* **Goal of the exercise**
Without the pictures, write out all the lines below exactly as they appear.

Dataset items
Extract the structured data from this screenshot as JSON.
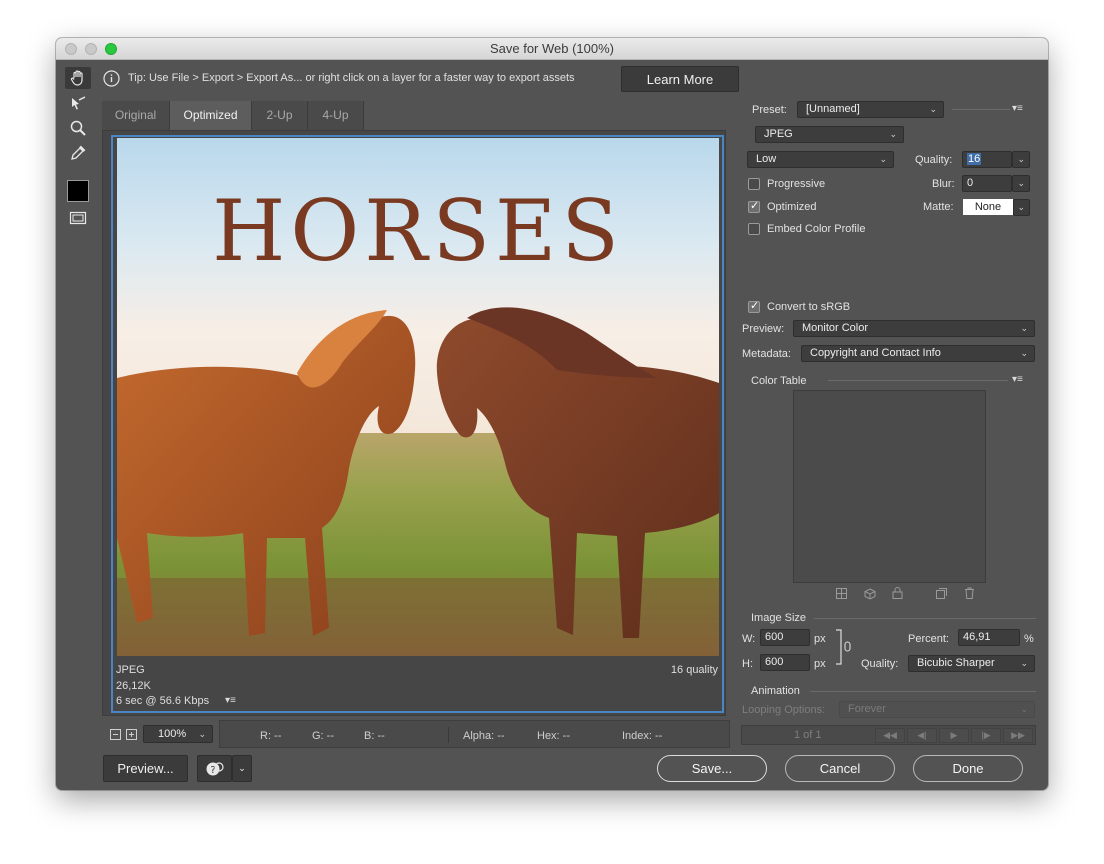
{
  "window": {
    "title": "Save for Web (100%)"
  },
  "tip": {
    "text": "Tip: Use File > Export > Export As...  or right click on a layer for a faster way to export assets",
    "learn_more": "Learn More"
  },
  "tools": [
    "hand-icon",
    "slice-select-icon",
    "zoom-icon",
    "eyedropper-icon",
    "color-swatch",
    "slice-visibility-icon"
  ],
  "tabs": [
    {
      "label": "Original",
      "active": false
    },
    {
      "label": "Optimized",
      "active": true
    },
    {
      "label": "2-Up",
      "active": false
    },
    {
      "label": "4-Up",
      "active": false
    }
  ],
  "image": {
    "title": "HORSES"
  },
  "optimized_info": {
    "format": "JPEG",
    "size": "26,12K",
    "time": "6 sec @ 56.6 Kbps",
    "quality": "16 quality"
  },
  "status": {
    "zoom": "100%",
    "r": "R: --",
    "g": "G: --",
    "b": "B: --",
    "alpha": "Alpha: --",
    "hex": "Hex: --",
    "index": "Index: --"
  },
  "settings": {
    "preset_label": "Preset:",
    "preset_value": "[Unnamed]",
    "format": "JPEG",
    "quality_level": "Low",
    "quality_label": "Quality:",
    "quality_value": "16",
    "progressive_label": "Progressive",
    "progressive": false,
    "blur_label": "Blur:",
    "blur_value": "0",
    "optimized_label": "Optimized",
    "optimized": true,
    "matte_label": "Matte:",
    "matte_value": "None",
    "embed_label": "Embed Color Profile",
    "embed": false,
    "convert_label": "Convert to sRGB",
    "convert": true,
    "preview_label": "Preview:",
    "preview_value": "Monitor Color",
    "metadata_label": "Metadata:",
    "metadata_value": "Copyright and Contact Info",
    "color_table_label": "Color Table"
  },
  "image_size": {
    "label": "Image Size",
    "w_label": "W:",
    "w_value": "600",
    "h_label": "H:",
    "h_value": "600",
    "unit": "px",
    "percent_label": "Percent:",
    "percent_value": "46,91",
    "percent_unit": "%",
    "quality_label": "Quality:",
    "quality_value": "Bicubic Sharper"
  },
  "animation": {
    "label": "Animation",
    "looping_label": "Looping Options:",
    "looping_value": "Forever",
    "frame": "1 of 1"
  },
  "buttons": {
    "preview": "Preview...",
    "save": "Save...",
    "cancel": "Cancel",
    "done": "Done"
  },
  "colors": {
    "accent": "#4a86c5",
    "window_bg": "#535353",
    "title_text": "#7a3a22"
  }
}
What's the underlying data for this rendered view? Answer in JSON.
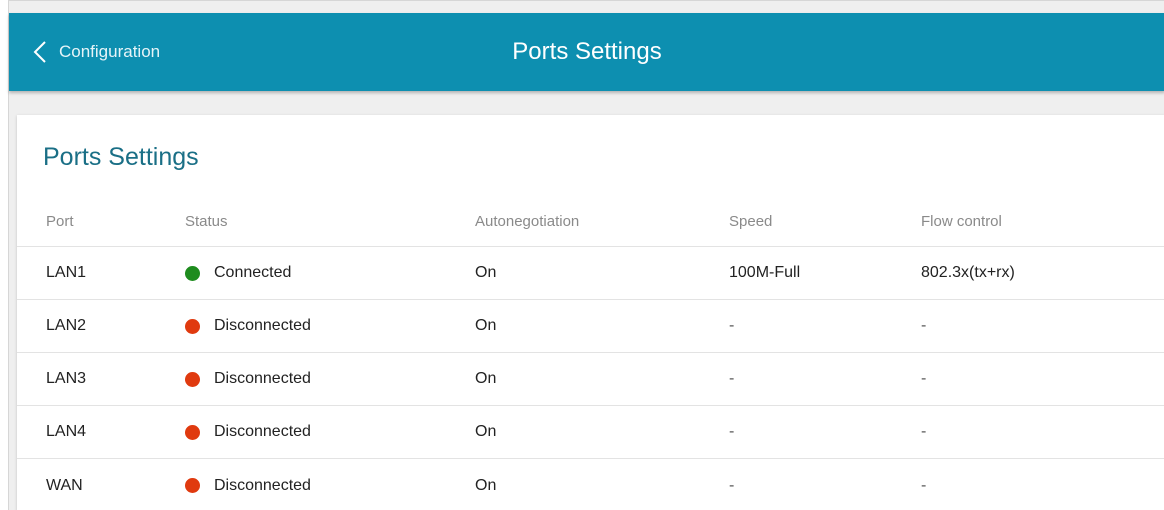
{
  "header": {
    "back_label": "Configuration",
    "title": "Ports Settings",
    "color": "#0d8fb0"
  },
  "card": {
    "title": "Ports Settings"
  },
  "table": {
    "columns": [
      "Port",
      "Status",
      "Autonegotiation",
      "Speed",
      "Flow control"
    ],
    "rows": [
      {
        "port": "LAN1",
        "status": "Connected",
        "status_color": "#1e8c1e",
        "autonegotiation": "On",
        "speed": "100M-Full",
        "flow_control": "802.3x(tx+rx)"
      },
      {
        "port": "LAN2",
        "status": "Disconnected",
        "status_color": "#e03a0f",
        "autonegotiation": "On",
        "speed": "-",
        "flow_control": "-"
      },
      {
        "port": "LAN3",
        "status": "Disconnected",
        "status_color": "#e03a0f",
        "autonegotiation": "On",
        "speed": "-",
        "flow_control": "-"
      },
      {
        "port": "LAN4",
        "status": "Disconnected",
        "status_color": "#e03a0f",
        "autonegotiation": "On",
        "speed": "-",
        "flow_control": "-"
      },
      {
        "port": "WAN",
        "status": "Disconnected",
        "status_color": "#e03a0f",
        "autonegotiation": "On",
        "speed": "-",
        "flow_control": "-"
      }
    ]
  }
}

* **Task solution**
Extract the structured data from this screenshot as JSON.
{
  "window": {
    "title": "Save for Web (100%)"
  },
  "tip": {
    "text": "Tip: Use File > Export > Export As...  or right click on a layer for a faster way to export assets",
    "learn_more": "Learn More"
  },
  "tools": [
    "hand-icon",
    "slice-select-icon",
    "zoom-icon",
    "eyedropper-icon",
    "color-swatch",
    "slice-visibility-icon"
  ],
  "tabs": [
    {
      "label": "Original",
      "active": false
    },
    {
      "label": "Optimized",
      "active": true
    },
    {
      "label": "2-Up",
      "active": false
    },
    {
      "label": "4-Up",
      "active": false
    }
  ],
  "image": {
    "title": "HORSES"
  },
  "optimized_info": {
    "format": "JPEG",
    "size": "26,12K",
    "time": "6 sec @ 56.6 Kbps",
    "quality": "16 quality"
  },
  "status": {
    "zoom": "100%",
    "r": "R: --",
    "g": "G: --",
    "b": "B: --",
    "alpha": "Alpha: --",
    "hex": "Hex: --",
    "index": "Index: --"
  },
  "settings": {
    "preset_label": "Preset:",
    "preset_value": "[Unnamed]",
    "format": "JPEG",
    "quality_level": "Low",
    "quality_label": "Quality:",
    "quality_value": "16",
    "progressive_label": "Progressive",
    "progressive": false,
    "blur_label": "Blur:",
    "blur_value": "0",
    "optimized_label": "Optimized",
    "optimized": true,
    "matte_label": "Matte:",
    "matte_value": "None",
    "embed_label": "Embed Color Profile",
    "embed": false,
    "convert_label": "Convert to sRGB",
    "convert": true,
    "preview_label": "Preview:",
    "preview_value": "Monitor Color",
    "metadata_label": "Metadata:",
    "metadata_value": "Copyright and Contact Info",
    "color_table_label": "Color Table"
  },
  "image_size": {
    "label": "Image Size",
    "w_label": "W:",
    "w_value": "600",
    "h_label": "H:",
    "h_value": "600",
    "unit": "px",
    "percent_label": "Percent:",
    "percent_value": "46,91",
    "percent_unit": "%",
    "quality_label": "Quality:",
    "quality_value": "Bicubic Sharper"
  },
  "animation": {
    "label": "Animation",
    "looping_label": "Looping Options:",
    "looping_value": "Forever",
    "frame": "1 of 1"
  },
  "buttons": {
    "preview": "Preview...",
    "save": "Save...",
    "cancel": "Cancel",
    "done": "Done"
  },
  "colors": {
    "accent": "#4a86c5",
    "window_bg": "#535353",
    "title_text": "#7a3a22"
  }
}
What's the underlying data for this rendered view? Answer in JSON.
{
  "header": {
    "back_label": "Configuration",
    "title": "Ports Settings",
    "color": "#0d8fb0"
  },
  "card": {
    "title": "Ports Settings"
  },
  "table": {
    "columns": [
      "Port",
      "Status",
      "Autonegotiation",
      "Speed",
      "Flow control"
    ],
    "rows": [
      {
        "port": "LAN1",
        "status": "Connected",
        "status_color": "#1e8c1e",
        "autonegotiation": "On",
        "speed": "100M-Full",
        "flow_control": "802.3x(tx+rx)"
      },
      {
        "port": "LAN2",
        "status": "Disconnected",
        "status_color": "#e03a0f",
        "autonegotiation": "On",
        "speed": "-",
        "flow_control": "-"
      },
      {
        "port": "LAN3",
        "status": "Disconnected",
        "status_color": "#e03a0f",
        "autonegotiation": "On",
        "speed": "-",
        "flow_control": "-"
      },
      {
        "port": "LAN4",
        "status": "Disconnected",
        "status_color": "#e03a0f",
        "autonegotiation": "On",
        "speed": "-",
        "flow_control": "-"
      },
      {
        "port": "WAN",
        "status": "Disconnected",
        "status_color": "#e03a0f",
        "autonegotiation": "On",
        "speed": "-",
        "flow_control": "-"
      }
    ]
  }
}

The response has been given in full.